--- start ---

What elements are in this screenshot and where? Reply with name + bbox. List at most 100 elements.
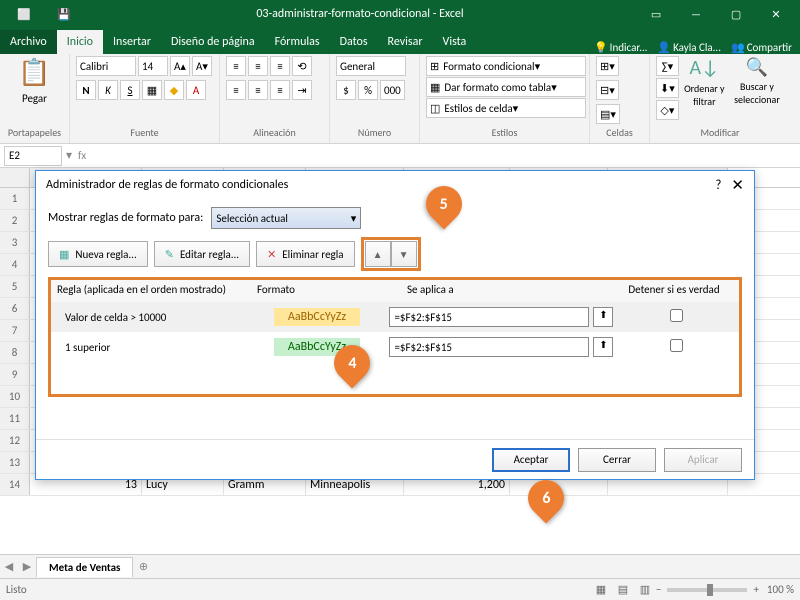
font-name-select[interactable] <box>76 56 136 76</box>
align-right-icon[interactable]: ≡ <box>270 80 290 100</box>
row-header[interactable]: 8 <box>0 342 30 363</box>
orientation-icon[interactable]: ⟲ <box>292 56 312 76</box>
autosum-icon[interactable]: ∑▾ <box>656 56 679 76</box>
close-button[interactable]: Cerrar <box>578 448 656 472</box>
align-mid-icon[interactable]: ≡ <box>248 56 268 76</box>
font-size-select[interactable] <box>138 56 168 76</box>
bold-button[interactable]: N <box>76 80 96 100</box>
show-rules-combo[interactable]: Selección actual▾ <box>211 207 361 229</box>
move-rule-down-button[interactable]: ▼ <box>391 241 417 267</box>
tab-home[interactable]: Inicio <box>57 30 103 54</box>
minimize-icon[interactable]: — <box>676 0 716 28</box>
range-selector-icon[interactable]: ⬆ <box>593 307 613 327</box>
sheet-tab-active[interactable]: Meta de Ventas <box>36 557 133 577</box>
fill-icon[interactable]: ⬇▾ <box>656 78 679 98</box>
fill-color-icon[interactable]: ◆ <box>164 80 184 100</box>
row-header[interactable]: 5 <box>0 276 30 297</box>
view-page-layout-icon[interactable]: ▤ <box>612 583 634 596</box>
name-box[interactable]: E2 <box>4 146 62 166</box>
comma-icon[interactable]: 000 <box>380 80 405 100</box>
align-bot-icon[interactable]: ≡ <box>270 56 290 76</box>
row-header[interactable]: 3 <box>0 232 30 253</box>
applies-to-input[interactable] <box>389 337 589 357</box>
tab-file[interactable]: Archivo <box>0 30 57 54</box>
increase-font-icon[interactable]: A▴ <box>170 56 190 76</box>
dialog-close-icon[interactable]: ✕ <box>731 176 744 195</box>
underline-button[interactable]: S <box>120 80 140 100</box>
rule-row[interactable]: Valor de celda > 10000 AaBbCcYyZz ⬆ <box>51 302 739 332</box>
move-rule-up-button[interactable]: ▲ <box>365 241 391 267</box>
insert-cells-icon[interactable]: ⊞▾ <box>596 56 619 76</box>
namebox-dropdown-icon[interactable]: ▾ <box>66 148 72 163</box>
edit-rule-button[interactable]: Editar regla... <box>154 241 250 267</box>
row-header[interactable]: 14 <box>0 474 30 495</box>
row-header[interactable]: 6 <box>0 298 30 319</box>
row-header[interactable]: 1 <box>0 188 30 209</box>
paste-icon[interactable]: 📋 <box>18 56 50 88</box>
percent-icon[interactable]: % <box>358 80 378 100</box>
number-format-select[interactable] <box>336 56 406 76</box>
align-top-icon[interactable]: ≡ <box>226 56 246 76</box>
new-rule-button[interactable]: Nueva regla... <box>48 241 148 267</box>
tab-insert[interactable]: Insertar <box>103 30 161 54</box>
new-rule-icon <box>59 248 69 261</box>
share-button[interactable]: Compartir <box>731 41 792 54</box>
tab-page-layout[interactable]: Diseño de página <box>161 30 265 54</box>
sheet-nav-next-icon[interactable]: ▶ <box>18 560 36 573</box>
tab-formulas[interactable]: Fórmulas <box>265 30 330 54</box>
row-header[interactable]: 4 <box>0 254 30 275</box>
align-center-icon[interactable]: ≡ <box>248 80 268 100</box>
sheet-nav-prev-icon[interactable]: ◀ <box>0 560 18 573</box>
user-account[interactable]: Kayla Cla... <box>657 41 721 54</box>
rule-description: Valor de celda > 10000 <box>51 311 245 324</box>
stop-if-true-checkbox[interactable] <box>670 309 683 322</box>
format-cells-icon[interactable]: ▤▾ <box>596 104 620 124</box>
row-header[interactable]: 7 <box>0 320 30 341</box>
delete-rule-button[interactable]: Eliminar regla <box>256 241 354 267</box>
currency-icon[interactable]: $ <box>336 80 356 100</box>
indent-icon[interactable]: ⇥ <box>292 80 312 100</box>
italic-button[interactable]: K <box>98 80 118 100</box>
format-as-table-button[interactable]: ▦ Dar formato como tabla ▾ <box>426 77 586 97</box>
conditional-formatting-button[interactable]: ⊞ Formato condicional ▾ <box>426 56 586 76</box>
zoom-out-icon[interactable]: − <box>656 583 661 596</box>
row-header[interactable]: 2 <box>0 210 30 231</box>
zoom-in-icon[interactable]: + <box>753 583 758 596</box>
row-header[interactable]: 10 <box>0 386 30 407</box>
tab-data[interactable]: Datos <box>330 30 378 54</box>
document-title: 03-administrar-formato-condicional - Exc… <box>256 7 463 21</box>
tell-me[interactable]: Indicar... <box>594 41 647 54</box>
align-left-icon[interactable]: ≡ <box>226 80 246 100</box>
dialog-help-icon[interactable]: ? <box>715 178 721 193</box>
delete-cells-icon[interactable]: ⊟▾ <box>596 80 619 100</box>
sort-filter-icon[interactable]: A↓ <box>689 56 719 80</box>
view-normal-icon[interactable]: ▦ <box>590 583 612 596</box>
row-header[interactable]: 11 <box>0 408 30 429</box>
view-page-break-icon[interactable]: ▥ <box>634 583 656 596</box>
applies-to-input[interactable] <box>389 307 589 327</box>
decrease-font-icon[interactable]: A▾ <box>192 56 212 76</box>
rule-row[interactable]: 1 superior AaBbCcYyZz ⬆ <box>51 332 739 362</box>
ok-button[interactable]: Aceptar <box>492 448 570 472</box>
zoom-level[interactable]: 100 % <box>767 583 794 596</box>
row-header[interactable]: 13 <box>0 452 30 473</box>
tab-review[interactable]: Revisar <box>378 30 433 54</box>
clear-icon[interactable]: ◇▾ <box>656 100 679 120</box>
fx-icon[interactable]: fx <box>78 149 86 162</box>
save-icon[interactable]: 💾 <box>44 0 84 28</box>
tab-view[interactable]: Vista <box>433 30 477 54</box>
zoom-slider[interactable] <box>667 588 747 592</box>
find-select-icon[interactable]: 🔍 <box>746 56 768 78</box>
border-icon[interactable]: ▦ <box>142 80 162 100</box>
maximize-icon[interactable]: ▢ <box>716 0 756 28</box>
row-header[interactable]: 12 <box>0 430 30 451</box>
row-header[interactable]: 9 <box>0 364 30 385</box>
ribbon-options-icon[interactable]: ▭ <box>636 0 676 28</box>
font-color-icon[interactable]: A <box>186 80 206 100</box>
apply-button[interactable]: Aplicar <box>664 448 742 472</box>
close-icon[interactable]: ✕ <box>756 0 796 28</box>
range-selector-icon[interactable]: ⬆ <box>593 337 613 357</box>
add-sheet-icon[interactable]: ⊕ <box>133 560 153 573</box>
stop-if-true-checkbox[interactable] <box>670 339 683 352</box>
cell-styles-button[interactable]: ◫ Estilos de celda ▾ <box>426 98 586 118</box>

--- end ---

- Prompt -
Quote the data above verbatim, leaving out the pictures.

- Written answer -
What elements are in this screenshot and where? Reply with name + bbox. List at most 100 elements.
font-name-select[interactable] <box>76 56 136 76</box>
align-right-icon[interactable]: ≡ <box>270 80 290 100</box>
row-header[interactable]: 8 <box>0 342 30 363</box>
orientation-icon[interactable]: ⟲ <box>292 56 312 76</box>
autosum-icon[interactable]: ∑▾ <box>656 56 679 76</box>
close-button[interactable]: Cerrar <box>578 448 656 472</box>
align-mid-icon[interactable]: ≡ <box>248 56 268 76</box>
font-size-select[interactable] <box>138 56 168 76</box>
bold-button[interactable]: N <box>76 80 96 100</box>
show-rules-combo[interactable]: Selección actual▾ <box>211 207 361 229</box>
move-rule-down-button[interactable]: ▼ <box>391 241 417 267</box>
tab-home[interactable]: Inicio <box>57 30 103 54</box>
minimize-icon[interactable]: — <box>676 0 716 28</box>
range-selector-icon[interactable]: ⬆ <box>593 307 613 327</box>
sheet-tab-active[interactable]: Meta de Ventas <box>36 557 133 577</box>
fill-icon[interactable]: ⬇▾ <box>656 78 679 98</box>
fill-color-icon[interactable]: ◆ <box>164 80 184 100</box>
row-header[interactable]: 5 <box>0 276 30 297</box>
view-page-layout-icon[interactable]: ▤ <box>612 583 634 596</box>
name-box[interactable]: E2 <box>4 146 62 166</box>
comma-icon[interactable]: 000 <box>380 80 405 100</box>
align-bot-icon[interactable]: ≡ <box>270 56 290 76</box>
row-header[interactable]: 3 <box>0 232 30 253</box>
applies-to-input[interactable] <box>389 337 589 357</box>
tab-file[interactable]: Archivo <box>0 30 57 54</box>
increase-font-icon[interactable]: A▴ <box>170 56 190 76</box>
dialog-close-icon[interactable]: ✕ <box>731 176 744 195</box>
underline-button[interactable]: S <box>120 80 140 100</box>
rule-row[interactable]: Valor de celda > 10000 AaBbCcYyZz ⬆ <box>51 302 739 332</box>
move-rule-up-button[interactable]: ▲ <box>365 241 391 267</box>
insert-cells-icon[interactable]: ⊞▾ <box>596 56 619 76</box>
namebox-dropdown-icon[interactable]: ▾ <box>66 148 72 163</box>
edit-rule-button[interactable]: Editar regla... <box>154 241 250 267</box>
row-header[interactable]: 14 <box>0 474 30 495</box>
row-header[interactable]: 6 <box>0 298 30 319</box>
row-header[interactable]: 1 <box>0 188 30 209</box>
paste-icon[interactable]: 📋 <box>18 56 50 88</box>
percent-icon[interactable]: % <box>358 80 378 100</box>
number-format-select[interactable] <box>336 56 406 76</box>
align-top-icon[interactable]: ≡ <box>226 56 246 76</box>
new-rule-button[interactable]: Nueva regla... <box>48 241 148 267</box>
tab-insert[interactable]: Insertar <box>103 30 161 54</box>
new-rule-icon <box>59 248 69 261</box>
share-button[interactable]: Compartir <box>731 41 792 54</box>
tab-page-layout[interactable]: Diseño de página <box>161 30 265 54</box>
sheet-nav-next-icon[interactable]: ▶ <box>18 560 36 573</box>
tab-formulas[interactable]: Fórmulas <box>265 30 330 54</box>
row-header[interactable]: 4 <box>0 254 30 275</box>
align-center-icon[interactable]: ≡ <box>248 80 268 100</box>
sheet-nav-prev-icon[interactable]: ◀ <box>0 560 18 573</box>
user-account[interactable]: Kayla Cla... <box>657 41 721 54</box>
rule-description: Valor de celda > 10000 <box>51 311 245 324</box>
stop-if-true-checkbox[interactable] <box>670 309 683 322</box>
format-cells-icon[interactable]: ▤▾ <box>596 104 620 124</box>
row-header[interactable]: 7 <box>0 320 30 341</box>
delete-rule-button[interactable]: Eliminar regla <box>256 241 354 267</box>
currency-icon[interactable]: $ <box>336 80 356 100</box>
indent-icon[interactable]: ⇥ <box>292 80 312 100</box>
italic-button[interactable]: K <box>98 80 118 100</box>
format-as-table-button[interactable]: ▦ Dar formato como tabla ▾ <box>426 77 586 97</box>
conditional-formatting-button[interactable]: ⊞ Formato condicional ▾ <box>426 56 586 76</box>
zoom-out-icon[interactable]: − <box>656 583 661 596</box>
row-header[interactable]: 2 <box>0 210 30 231</box>
zoom-in-icon[interactable]: + <box>753 583 758 596</box>
row-header[interactable]: 10 <box>0 386 30 407</box>
tab-data[interactable]: Datos <box>330 30 378 54</box>
document-title: 03-administrar-formato-condicional - Exc… <box>256 7 463 21</box>
tell-me[interactable]: Indicar... <box>594 41 647 54</box>
align-left-icon[interactable]: ≡ <box>226 80 246 100</box>
dialog-help-icon[interactable]: ? <box>715 178 721 193</box>
delete-cells-icon[interactable]: ⊟▾ <box>596 80 619 100</box>
sort-filter-icon[interactable]: A↓ <box>689 56 719 80</box>
view-normal-icon[interactable]: ▦ <box>590 583 612 596</box>
row-header[interactable]: 11 <box>0 408 30 429</box>
view-page-break-icon[interactable]: ▥ <box>634 583 656 596</box>
applies-to-input[interactable] <box>389 307 589 327</box>
decrease-font-icon[interactable]: A▾ <box>192 56 212 76</box>
rule-row[interactable]: 1 superior AaBbCcYyZz ⬆ <box>51 332 739 362</box>
ok-button[interactable]: Aceptar <box>492 448 570 472</box>
zoom-level[interactable]: 100 % <box>767 583 794 596</box>
row-header[interactable]: 13 <box>0 452 30 473</box>
tab-review[interactable]: Revisar <box>378 30 433 54</box>
clear-icon[interactable]: ◇▾ <box>656 100 679 120</box>
fx-icon[interactable]: fx <box>78 149 86 162</box>
save-icon[interactable]: 💾 <box>44 0 84 28</box>
tab-view[interactable]: Vista <box>433 30 477 54</box>
zoom-slider[interactable] <box>667 588 747 592</box>
find-select-icon[interactable]: 🔍 <box>746 56 768 78</box>
border-icon[interactable]: ▦ <box>142 80 162 100</box>
maximize-icon[interactable]: ▢ <box>716 0 756 28</box>
row-header[interactable]: 12 <box>0 430 30 451</box>
row-header[interactable]: 9 <box>0 364 30 385</box>
ribbon-options-icon[interactable]: ▭ <box>636 0 676 28</box>
font-color-icon[interactable]: A <box>186 80 206 100</box>
apply-button[interactable]: Aplicar <box>664 448 742 472</box>
close-icon[interactable]: ✕ <box>756 0 796 28</box>
range-selector-icon[interactable]: ⬆ <box>593 337 613 357</box>
add-sheet-icon[interactable]: ⊕ <box>133 560 153 573</box>
stop-if-true-checkbox[interactable] <box>670 339 683 352</box>
cell-styles-button[interactable]: ◫ Estilos de celda ▾ <box>426 98 586 118</box>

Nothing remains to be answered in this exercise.